Figure collection entries:
** Begin **

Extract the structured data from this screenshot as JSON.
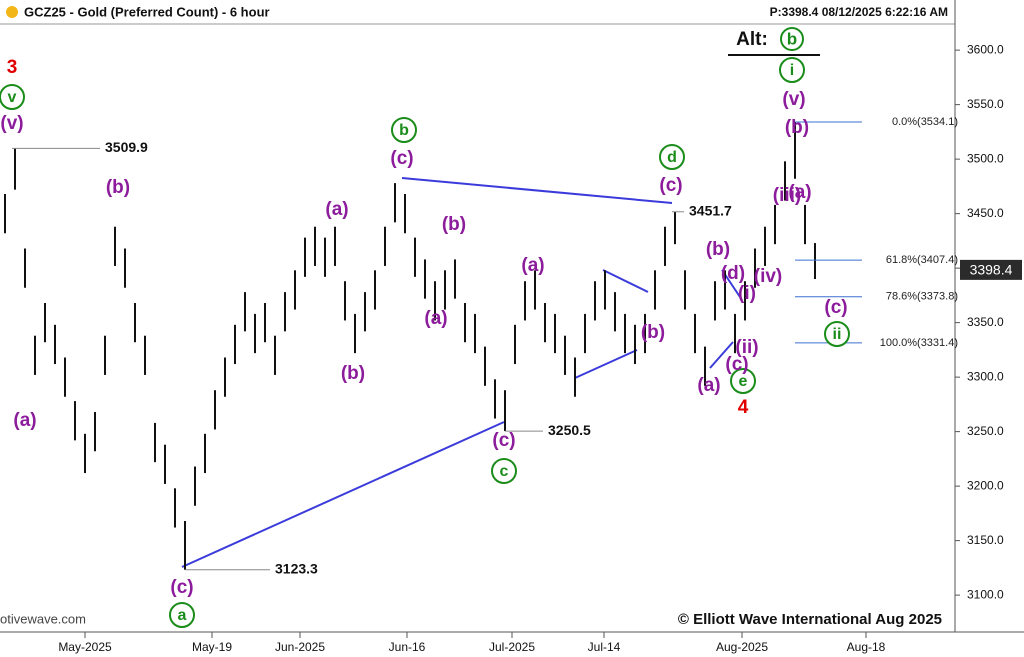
{
  "chart_data": {
    "type": "ohlc",
    "title": "GCZ25 - Gold (Preferred Count) - 6 hour",
    "status": "P:3398.4  08/12/2025 6:22:16 AM",
    "watermark": "otivewave.com",
    "copyright": "© Elliott Wave International Aug 2025",
    "alt_label": "Alt:",
    "alt_wave": "b",
    "color": "#111111",
    "x": [
      -8,
      -7,
      -6,
      -5,
      -4,
      -3,
      -2,
      -1,
      0,
      1,
      2,
      3,
      4,
      5,
      6,
      7,
      8,
      9,
      10,
      11,
      12,
      13,
      14,
      15,
      16,
      17,
      18,
      19,
      20,
      21,
      22,
      23,
      24,
      25,
      26,
      27,
      28,
      29,
      30,
      31,
      32,
      33,
      34,
      35,
      36,
      37,
      38,
      39,
      40,
      41,
      42,
      43,
      44,
      45,
      46,
      47,
      48,
      49,
      50,
      51,
      52,
      53,
      54,
      55,
      56,
      57,
      58,
      59,
      60,
      61,
      62,
      63,
      64,
      65,
      66,
      67,
      68,
      69,
      70,
      71,
      72,
      73
    ],
    "high": [
      3468,
      3509.9,
      3418,
      3338,
      3368,
      3348,
      3318,
      3278,
      3248,
      3268,
      3338,
      3438,
      3418,
      3368,
      3338,
      3258,
      3238,
      3198,
      3168,
      3218,
      3248,
      3288,
      3318,
      3348,
      3378,
      3358,
      3368,
      3338,
      3378,
      3398,
      3428,
      3438,
      3428,
      3438,
      3388,
      3358,
      3378,
      3398,
      3438,
      3478,
      3468,
      3428,
      3408,
      3388,
      3398,
      3408,
      3368,
      3358,
      3328,
      3298,
      3288,
      3348,
      3388,
      3398,
      3368,
      3358,
      3338,
      3318,
      3358,
      3388,
      3398,
      3378,
      3358,
      3348,
      3358,
      3398,
      3438,
      3451.7,
      3398,
      3358,
      3328,
      3388,
      3398,
      3358,
      3388,
      3418,
      3438,
      3458,
      3498,
      3534.1,
      3458,
      3423
    ],
    "low": [
      3432,
      3472,
      3382,
      3302,
      3332,
      3312,
      3282,
      3242,
      3212,
      3232,
      3302,
      3402,
      3382,
      3332,
      3302,
      3222,
      3202,
      3162,
      3123.3,
      3182,
      3212,
      3252,
      3282,
      3312,
      3342,
      3322,
      3332,
      3302,
      3342,
      3362,
      3392,
      3402,
      3392,
      3402,
      3352,
      3322,
      3342,
      3362,
      3402,
      3442,
      3432,
      3392,
      3372,
      3352,
      3362,
      3372,
      3332,
      3322,
      3292,
      3262,
      3250.5,
      3312,
      3352,
      3362,
      3332,
      3322,
      3302,
      3282,
      3322,
      3352,
      3362,
      3342,
      3322,
      3312,
      3322,
      3362,
      3402,
      3422,
      3362,
      3322,
      3292,
      3352,
      3362,
      3322,
      3352,
      3382,
      3402,
      3422,
      3462,
      3482,
      3422,
      3390
    ],
    "last_price": 3398.4,
    "xlim": [
      -8.5,
      87
    ],
    "xticks": [
      {
        "value": 0,
        "label": "May-2025"
      },
      {
        "value": 12.7,
        "label": "May-19"
      },
      {
        "value": 21.5,
        "label": "Jun-2025"
      },
      {
        "value": 32.2,
        "label": "Jun-16"
      },
      {
        "value": 42.7,
        "label": "Jul-2025"
      },
      {
        "value": 51.9,
        "label": "Jul-14"
      },
      {
        "value": 65.7,
        "label": "Aug-2025"
      },
      {
        "value": 78.1,
        "label": "Aug-18"
      }
    ],
    "ylim": [
      3068,
      3646
    ],
    "yticks": [
      {
        "value": 3100,
        "label": "3100.0"
      },
      {
        "value": 3150,
        "label": "3150.0"
      },
      {
        "value": 3200,
        "label": "3200.0"
      },
      {
        "value": 3250,
        "label": "3250.0"
      },
      {
        "value": 3300,
        "label": "3300.0"
      },
      {
        "value": 3350,
        "label": "3350.0"
      },
      {
        "value": 3400,
        "label": "3400.0"
      },
      {
        "value": 3450,
        "label": "3450.0"
      },
      {
        "value": 3500,
        "label": "3500.0"
      },
      {
        "value": 3550,
        "label": "3550.0"
      },
      {
        "value": 3600,
        "label": "3600.0"
      }
    ],
    "fib_levels": [
      {
        "value": 3534.1,
        "label": "0.0%(3534.1)"
      },
      {
        "value": 3407.4,
        "label": "61.8%(3407.4)"
      },
      {
        "value": 3373.8,
        "label": "78.6%(3373.8)"
      },
      {
        "value": 3331.4,
        "label": "100.0%(3331.4)"
      }
    ],
    "annotations": [
      {
        "text": "3",
        "color": "#e00000"
      },
      {
        "text": "v",
        "color": "#1a8c1a"
      },
      {
        "text": "(v)",
        "color": "#8c1c9c"
      },
      {
        "text": "(a)",
        "color": "#8c1c9c"
      },
      {
        "text": "(b)",
        "color": "#8c1c9c"
      },
      {
        "text": "(c)",
        "color": "#8c1c9c"
      },
      {
        "text": "a",
        "color": "#1a8c1a"
      },
      {
        "text": "(a)",
        "color": "#8c1c9c"
      },
      {
        "text": "(b)",
        "color": "#8c1c9c"
      },
      {
        "text": "b",
        "color": "#1a8c1a"
      },
      {
        "text": "(c)",
        "color": "#8c1c9c"
      },
      {
        "text": "(b)",
        "color": "#8c1c9c"
      },
      {
        "text": "(a)",
        "color": "#8c1c9c"
      },
      {
        "text": "(a)",
        "color": "#8c1c9c"
      },
      {
        "text": "(c)",
        "color": "#8c1c9c"
      },
      {
        "text": "c",
        "color": "#1a8c1a"
      },
      {
        "text": "(b)",
        "color": "#8c1c9c"
      },
      {
        "text": "d",
        "color": "#1a8c1a"
      },
      {
        "text": "(c)",
        "color": "#8c1c9c"
      },
      {
        "text": "(a)",
        "color": "#8c1c9c"
      },
      {
        "text": "4",
        "color": "#e00000"
      },
      {
        "text": "e",
        "color": "#1a8c1a"
      },
      {
        "text": "(c)",
        "color": "#8c1c9c"
      },
      {
        "text": "(ii)",
        "color": "#8c1c9c"
      },
      {
        "text": "(i)",
        "color": "#8c1c9c"
      },
      {
        "text": "(d)",
        "color": "#8c1c9c"
      },
      {
        "text": "(b)",
        "color": "#8c1c9c"
      },
      {
        "text": "(iv)",
        "color": "#8c1c9c"
      },
      {
        "text": "(iii)",
        "color": "#8c1c9c"
      },
      {
        "text": "(a)",
        "color": "#8c1c9c"
      },
      {
        "text": "(b)",
        "color": "#8c1c9c"
      },
      {
        "text": "(v)",
        "color": "#8c1c9c"
      },
      {
        "text": "i",
        "color": "#1a8c1a"
      },
      {
        "text": "(c)",
        "color": "#8c1c9c"
      },
      {
        "text": "ii",
        "color": "#1a8c1a"
      }
    ]
  }
}
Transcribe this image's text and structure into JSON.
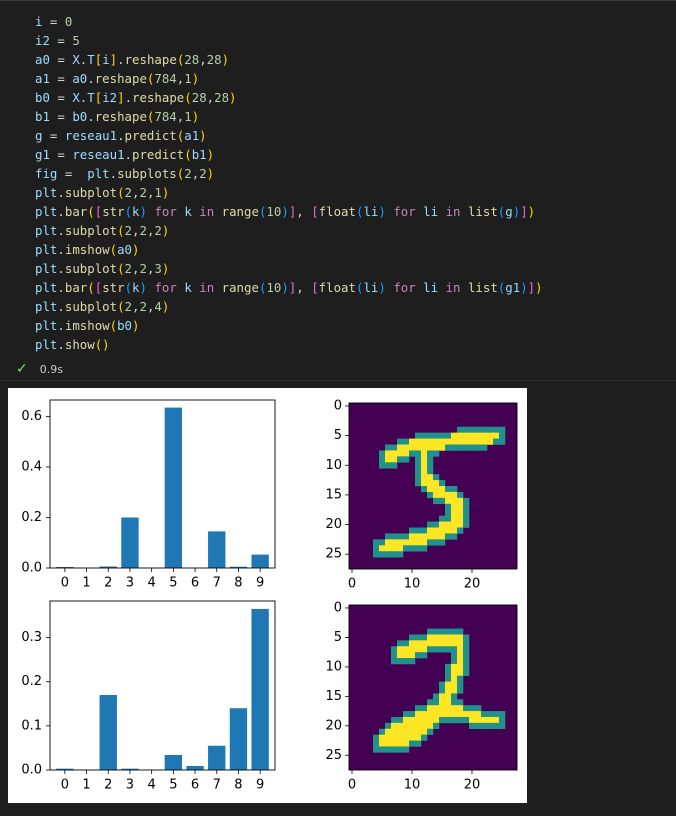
{
  "code_lines": [
    [
      [
        "v",
        "i"
      ],
      [
        "o",
        " = "
      ],
      [
        "n",
        "0"
      ]
    ],
    [
      [
        "v",
        "i2"
      ],
      [
        "o",
        " = "
      ],
      [
        "n",
        "5"
      ]
    ],
    [
      [
        "v",
        "a0"
      ],
      [
        "o",
        " = "
      ],
      [
        "v",
        "X"
      ],
      [
        "o",
        "."
      ],
      [
        "v",
        "T"
      ],
      [
        "b1",
        "["
      ],
      [
        "v",
        "i"
      ],
      [
        "b1",
        "]"
      ],
      [
        "o",
        "."
      ],
      [
        "f",
        "reshape"
      ],
      [
        "b1",
        "("
      ],
      [
        "n",
        "28"
      ],
      [
        "o",
        ","
      ],
      [
        "n",
        "28"
      ],
      [
        "b1",
        ")"
      ]
    ],
    [
      [
        "v",
        "a1"
      ],
      [
        "o",
        " = "
      ],
      [
        "v",
        "a0"
      ],
      [
        "o",
        "."
      ],
      [
        "f",
        "reshape"
      ],
      [
        "b1",
        "("
      ],
      [
        "n",
        "784"
      ],
      [
        "o",
        ","
      ],
      [
        "n",
        "1"
      ],
      [
        "b1",
        ")"
      ]
    ],
    [
      [
        "v",
        "b0"
      ],
      [
        "o",
        " = "
      ],
      [
        "v",
        "X"
      ],
      [
        "o",
        "."
      ],
      [
        "v",
        "T"
      ],
      [
        "b1",
        "["
      ],
      [
        "v",
        "i2"
      ],
      [
        "b1",
        "]"
      ],
      [
        "o",
        "."
      ],
      [
        "f",
        "reshape"
      ],
      [
        "b1",
        "("
      ],
      [
        "n",
        "28"
      ],
      [
        "o",
        ","
      ],
      [
        "n",
        "28"
      ],
      [
        "b1",
        ")"
      ]
    ],
    [
      [
        "v",
        "b1"
      ],
      [
        "o",
        " = "
      ],
      [
        "v",
        "b0"
      ],
      [
        "o",
        "."
      ],
      [
        "f",
        "reshape"
      ],
      [
        "b1",
        "("
      ],
      [
        "n",
        "784"
      ],
      [
        "o",
        ","
      ],
      [
        "n",
        "1"
      ],
      [
        "b1",
        ")"
      ]
    ],
    [
      [
        "v",
        "g"
      ],
      [
        "o",
        " = "
      ],
      [
        "v",
        "reseau1"
      ],
      [
        "o",
        "."
      ],
      [
        "f",
        "predict"
      ],
      [
        "b1",
        "("
      ],
      [
        "v",
        "a1"
      ],
      [
        "b1",
        ")"
      ]
    ],
    [
      [
        "v",
        "g1"
      ],
      [
        "o",
        " = "
      ],
      [
        "v",
        "reseau1"
      ],
      [
        "o",
        "."
      ],
      [
        "f",
        "predict"
      ],
      [
        "b1",
        "("
      ],
      [
        "v",
        "b1"
      ],
      [
        "b1",
        ")"
      ]
    ],
    [
      [
        "v",
        "fig"
      ],
      [
        "o",
        " =  "
      ],
      [
        "v",
        "plt"
      ],
      [
        "o",
        "."
      ],
      [
        "f",
        "subplots"
      ],
      [
        "b1",
        "("
      ],
      [
        "n",
        "2"
      ],
      [
        "o",
        ","
      ],
      [
        "n",
        "2"
      ],
      [
        "b1",
        ")"
      ]
    ],
    [
      [
        "v",
        "plt"
      ],
      [
        "o",
        "."
      ],
      [
        "f",
        "subplot"
      ],
      [
        "b1",
        "("
      ],
      [
        "n",
        "2"
      ],
      [
        "o",
        ","
      ],
      [
        "n",
        "2"
      ],
      [
        "o",
        ","
      ],
      [
        "n",
        "1"
      ],
      [
        "b1",
        ")"
      ]
    ],
    [
      [
        "v",
        "plt"
      ],
      [
        "o",
        "."
      ],
      [
        "f",
        "bar"
      ],
      [
        "b1",
        "("
      ],
      [
        "b2",
        "["
      ],
      [
        "f",
        "str"
      ],
      [
        "b3",
        "("
      ],
      [
        "v",
        "k"
      ],
      [
        "b3",
        ")"
      ],
      [
        "o",
        " "
      ],
      [
        "k",
        "for"
      ],
      [
        "o",
        " "
      ],
      [
        "v",
        "k"
      ],
      [
        "o",
        " "
      ],
      [
        "k",
        "in"
      ],
      [
        "o",
        " "
      ],
      [
        "f",
        "range"
      ],
      [
        "b3",
        "("
      ],
      [
        "n",
        "10"
      ],
      [
        "b3",
        ")"
      ],
      [
        "b2",
        "]"
      ],
      [
        "o",
        ", "
      ],
      [
        "b2",
        "["
      ],
      [
        "f",
        "float"
      ],
      [
        "b3",
        "("
      ],
      [
        "v",
        "li"
      ],
      [
        "b3",
        ")"
      ],
      [
        "o",
        " "
      ],
      [
        "k",
        "for"
      ],
      [
        "o",
        " "
      ],
      [
        "v",
        "li"
      ],
      [
        "o",
        " "
      ],
      [
        "k",
        "in"
      ],
      [
        "o",
        " "
      ],
      [
        "f",
        "list"
      ],
      [
        "b3",
        "("
      ],
      [
        "v",
        "g"
      ],
      [
        "b3",
        ")"
      ],
      [
        "b2",
        "]"
      ],
      [
        "b1",
        ")"
      ]
    ],
    [
      [
        "v",
        "plt"
      ],
      [
        "o",
        "."
      ],
      [
        "f",
        "subplot"
      ],
      [
        "b1",
        "("
      ],
      [
        "n",
        "2"
      ],
      [
        "o",
        ","
      ],
      [
        "n",
        "2"
      ],
      [
        "o",
        ","
      ],
      [
        "n",
        "2"
      ],
      [
        "b1",
        ")"
      ]
    ],
    [
      [
        "v",
        "plt"
      ],
      [
        "o",
        "."
      ],
      [
        "f",
        "imshow"
      ],
      [
        "b1",
        "("
      ],
      [
        "v",
        "a0"
      ],
      [
        "b1",
        ")"
      ]
    ],
    [
      [
        "v",
        "plt"
      ],
      [
        "o",
        "."
      ],
      [
        "f",
        "subplot"
      ],
      [
        "b1",
        "("
      ],
      [
        "n",
        "2"
      ],
      [
        "o",
        ","
      ],
      [
        "n",
        "2"
      ],
      [
        "o",
        ","
      ],
      [
        "n",
        "3"
      ],
      [
        "b1",
        ")"
      ]
    ],
    [
      [
        "v",
        "plt"
      ],
      [
        "o",
        "."
      ],
      [
        "f",
        "bar"
      ],
      [
        "b1",
        "("
      ],
      [
        "b2",
        "["
      ],
      [
        "f",
        "str"
      ],
      [
        "b3",
        "("
      ],
      [
        "v",
        "k"
      ],
      [
        "b3",
        ")"
      ],
      [
        "o",
        " "
      ],
      [
        "k",
        "for"
      ],
      [
        "o",
        " "
      ],
      [
        "v",
        "k"
      ],
      [
        "o",
        " "
      ],
      [
        "k",
        "in"
      ],
      [
        "o",
        " "
      ],
      [
        "f",
        "range"
      ],
      [
        "b3",
        "("
      ],
      [
        "n",
        "10"
      ],
      [
        "b3",
        ")"
      ],
      [
        "b2",
        "]"
      ],
      [
        "o",
        ", "
      ],
      [
        "b2",
        "["
      ],
      [
        "f",
        "float"
      ],
      [
        "b3",
        "("
      ],
      [
        "v",
        "li"
      ],
      [
        "b3",
        ")"
      ],
      [
        "o",
        " "
      ],
      [
        "k",
        "for"
      ],
      [
        "o",
        " "
      ],
      [
        "v",
        "li"
      ],
      [
        "o",
        " "
      ],
      [
        "k",
        "in"
      ],
      [
        "o",
        " "
      ],
      [
        "f",
        "list"
      ],
      [
        "b3",
        "("
      ],
      [
        "v",
        "g1"
      ],
      [
        "b3",
        ")"
      ],
      [
        "b2",
        "]"
      ],
      [
        "b1",
        ")"
      ]
    ],
    [
      [
        "v",
        "plt"
      ],
      [
        "o",
        "."
      ],
      [
        "f",
        "subplot"
      ],
      [
        "b1",
        "("
      ],
      [
        "n",
        "2"
      ],
      [
        "o",
        ","
      ],
      [
        "n",
        "2"
      ],
      [
        "o",
        ","
      ],
      [
        "n",
        "4"
      ],
      [
        "b1",
        ")"
      ]
    ],
    [
      [
        "v",
        "plt"
      ],
      [
        "o",
        "."
      ],
      [
        "f",
        "imshow"
      ],
      [
        "b1",
        "("
      ],
      [
        "v",
        "b0"
      ],
      [
        "b1",
        ")"
      ]
    ],
    [
      [
        "v",
        "plt"
      ],
      [
        "o",
        "."
      ],
      [
        "f",
        "show"
      ],
      [
        "b1",
        "()"
      ]
    ]
  ],
  "status": {
    "time": "0.9s"
  },
  "colors": {
    "bar": "#1f77b4",
    "img_bg": "#440154",
    "img_fg": "#fde725",
    "img_mid": "#21918c"
  },
  "chart_data": [
    {
      "type": "bar",
      "categories": [
        "0",
        "1",
        "2",
        "3",
        "4",
        "5",
        "6",
        "7",
        "8",
        "9"
      ],
      "values": [
        0.004,
        0.0,
        0.006,
        0.2,
        0.0,
        0.635,
        0.0,
        0.145,
        0.005,
        0.053
      ],
      "ylim": [
        0,
        0.665
      ],
      "yticks": [
        "0.0",
        "0.2",
        "0.4",
        "0.6"
      ],
      "ytick_values": [
        0,
        0.2,
        0.4,
        0.6
      ],
      "grid": false
    },
    {
      "type": "heatmap",
      "image": "digit-5",
      "xticks": [
        "0",
        "10",
        "20"
      ],
      "yticks": [
        "0",
        "5",
        "10",
        "15",
        "20",
        "25"
      ]
    },
    {
      "type": "bar",
      "categories": [
        "0",
        "1",
        "2",
        "3",
        "4",
        "5",
        "6",
        "7",
        "8",
        "9"
      ],
      "values": [
        0.003,
        0.0,
        0.17,
        0.003,
        0.0,
        0.034,
        0.009,
        0.055,
        0.14,
        0.365
      ],
      "ylim": [
        0,
        0.383
      ],
      "yticks": [
        "0.0",
        "0.1",
        "0.2",
        "0.3"
      ],
      "ytick_values": [
        0,
        0.1,
        0.2,
        0.3
      ],
      "grid": false
    },
    {
      "type": "heatmap",
      "image": "digit-2",
      "xticks": [
        "0",
        "10",
        "20"
      ],
      "yticks": [
        "0",
        "5",
        "10",
        "15",
        "20",
        "25"
      ]
    }
  ]
}
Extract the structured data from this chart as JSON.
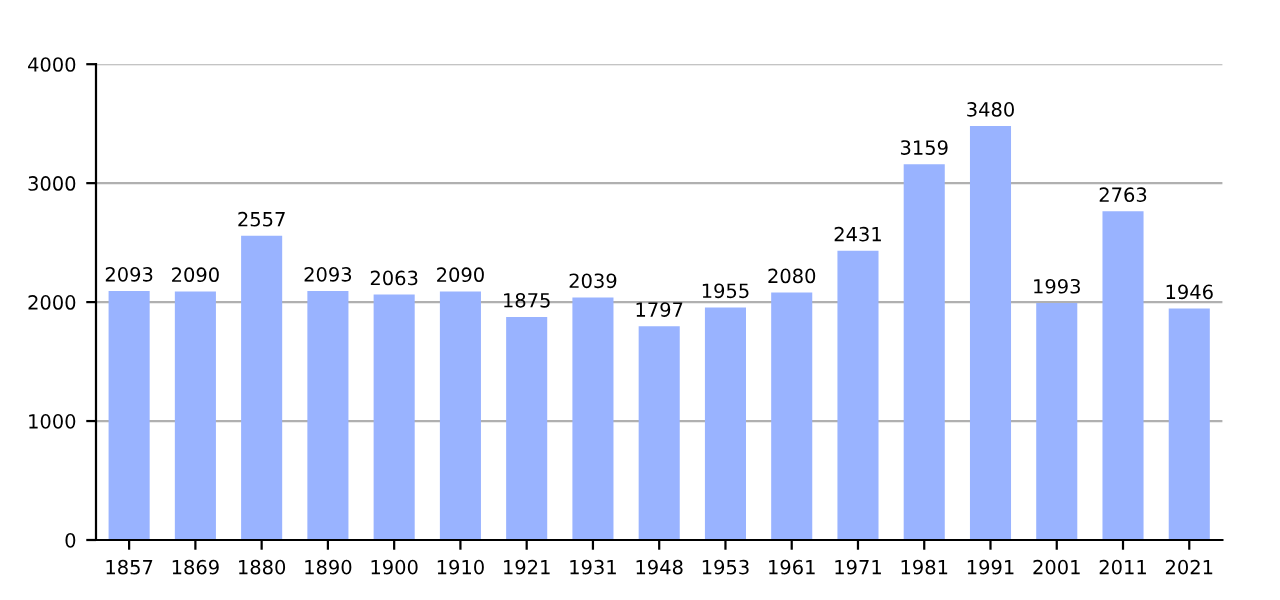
{
  "chart_data": {
    "type": "bar",
    "categories": [
      "1857",
      "1869",
      "1880",
      "1890",
      "1900",
      "1910",
      "1921",
      "1931",
      "1948",
      "1953",
      "1961",
      "1971",
      "1981",
      "1991",
      "2001",
      "2011",
      "2021"
    ],
    "values": [
      2093,
      2090,
      2557,
      2093,
      2063,
      2090,
      1875,
      2039,
      1797,
      1955,
      2080,
      2431,
      3159,
      3480,
      1993,
      2763,
      1946
    ],
    "color": "#99b3ff",
    "ylim": [
      0,
      4000
    ],
    "yticks": [
      0,
      1000,
      2000,
      3000,
      4000
    ],
    "grid": "y",
    "data_labels": true
  }
}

** End **

Repeat nothing but the lines from the one containing "Extract the structured data from this chart" through the end of the entries, exactly, and skip the pictures.

Extract the structured data from this chart as JSON.
{
  "chart_data": {
    "type": "bar",
    "categories": [
      "1857",
      "1869",
      "1880",
      "1890",
      "1900",
      "1910",
      "1921",
      "1931",
      "1948",
      "1953",
      "1961",
      "1971",
      "1981",
      "1991",
      "2001",
      "2011",
      "2021"
    ],
    "values": [
      2093,
      2090,
      2557,
      2093,
      2063,
      2090,
      1875,
      2039,
      1797,
      1955,
      2080,
      2431,
      3159,
      3480,
      1993,
      2763,
      1946
    ],
    "color": "#99b3ff",
    "ylim": [
      0,
      4000
    ],
    "yticks": [
      0,
      1000,
      2000,
      3000,
      4000
    ],
    "grid": "y",
    "data_labels": true
  }
}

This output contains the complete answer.